▶ _DATASET RECORDS_
◇ ◇ ◇ ◇ ◇
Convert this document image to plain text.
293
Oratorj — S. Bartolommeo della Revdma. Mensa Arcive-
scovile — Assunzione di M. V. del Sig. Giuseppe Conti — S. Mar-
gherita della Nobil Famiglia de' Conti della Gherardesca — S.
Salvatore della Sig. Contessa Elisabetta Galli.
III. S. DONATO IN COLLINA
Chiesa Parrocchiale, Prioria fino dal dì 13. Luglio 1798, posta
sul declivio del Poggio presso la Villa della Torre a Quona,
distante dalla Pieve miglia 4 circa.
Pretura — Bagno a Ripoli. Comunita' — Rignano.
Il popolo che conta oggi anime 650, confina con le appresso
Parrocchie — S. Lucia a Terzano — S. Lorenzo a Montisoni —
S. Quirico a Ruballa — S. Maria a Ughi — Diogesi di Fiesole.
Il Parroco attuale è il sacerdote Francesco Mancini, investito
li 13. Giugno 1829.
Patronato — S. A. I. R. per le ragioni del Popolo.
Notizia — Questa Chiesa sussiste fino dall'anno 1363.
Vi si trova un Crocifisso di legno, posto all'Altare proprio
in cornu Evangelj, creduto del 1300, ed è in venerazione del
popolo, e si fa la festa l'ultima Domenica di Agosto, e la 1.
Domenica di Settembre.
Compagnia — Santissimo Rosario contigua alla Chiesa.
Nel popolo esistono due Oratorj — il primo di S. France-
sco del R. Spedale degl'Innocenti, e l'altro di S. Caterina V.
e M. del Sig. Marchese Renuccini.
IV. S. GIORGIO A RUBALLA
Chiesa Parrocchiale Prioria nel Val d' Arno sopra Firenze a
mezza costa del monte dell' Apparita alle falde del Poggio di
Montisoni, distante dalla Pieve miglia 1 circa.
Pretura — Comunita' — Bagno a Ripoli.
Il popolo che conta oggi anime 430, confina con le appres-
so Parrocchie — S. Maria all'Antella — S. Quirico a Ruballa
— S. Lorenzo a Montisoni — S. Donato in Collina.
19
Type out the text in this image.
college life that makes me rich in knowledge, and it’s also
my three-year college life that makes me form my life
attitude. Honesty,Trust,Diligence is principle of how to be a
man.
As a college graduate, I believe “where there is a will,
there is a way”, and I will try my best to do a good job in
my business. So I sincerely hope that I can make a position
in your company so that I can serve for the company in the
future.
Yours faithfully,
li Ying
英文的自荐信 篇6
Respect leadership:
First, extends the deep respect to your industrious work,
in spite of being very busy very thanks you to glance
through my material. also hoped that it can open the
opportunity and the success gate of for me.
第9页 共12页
◇ ◇ ◇ ◇ ◇
▶ _WRITTEN EXERCISE_
Each line of the material should be echoed exactly.

▶ _RESPONSE_
Convert this document image to plain text.
293
Oratorj — S. Bartolommeo della Revdma. Mensa Arcive-
scovile — Assunzione di M. V. del Sig. Giuseppe Conti — S. Mar-
gherita della Nobil Famiglia de' Conti della Gherardesca — S.
Salvatore della Sig. Contessa Elisabetta Galli.
III. S. DONATO IN COLLINA
Chiesa Parrocchiale, Prioria fino dal dì 13. Luglio 1798, posta
sul declivio del Poggio presso la Villa della Torre a Quona,
distante dalla Pieve miglia 4 circa.
Pretura — Bagno a Ripoli. Comunita' — Rignano.
Il popolo che conta oggi anime 650, confina con le appresso
Parrocchie — S. Lucia a Terzano — S. Lorenzo a Montisoni —
S. Quirico a Ruballa — S. Maria a Ughi — Diogesi di Fiesole.
Il Parroco attuale è il sacerdote Francesco Mancini, investito
li 13. Giugno 1829.
Patronato — S. A. I. R. per le ragioni del Popolo.
Notizia — Questa Chiesa sussiste fino dall'anno 1363.
Vi si trova un Crocifisso di legno, posto all'Altare proprio
in cornu Evangelj, creduto del 1300, ed è in venerazione del
popolo, e si fa la festa l'ultima Domenica di Agosto, e la 1.
Domenica di Settembre.
Compagnia — Santissimo Rosario contigua alla Chiesa.
Nel popolo esistono due Oratorj — il primo di S. France-
sco del R. Spedale degl'Innocenti, e l'altro di S. Caterina V.
e M. del Sig. Marchese Renuccini.
IV. S. GIORGIO A RUBALLA
Chiesa Parrocchiale Prioria nel Val d' Arno sopra Firenze a
mezza costa del monte dell' Apparita alle falde del Poggio di
Montisoni, distante dalla Pieve miglia 1 circa.
Pretura — Comunita' — Bagno a Ripoli.
Il popolo che conta oggi anime 430, confina con le appres-
so Parrocchie — S. Maria all'Antella — S. Quirico a Ruballa
— S. Lorenzo a Montisoni — S. Donato in Collina.
19
Type out the text in this image.
college life that makes me rich in knowledge, and it’s also
my three-year college life that makes me form my life
attitude. Honesty,Trust,Diligence is principle of how to be a
man.
As a college graduate, I believe “where there is a will,
there is a way”, and I will try my best to do a good job in
my business. So I sincerely hope that I can make a position
in your company so that I can serve for the company in the
future.
Yours faithfully,
li Ying
英文的自荐信 篇6
Respect leadership:
First, extends the deep respect to your industrious work,
in spite of being very busy very thanks you to glance
through my material. also hoped that it can open the
opportunity and the success gate of for me.
第9页 共12页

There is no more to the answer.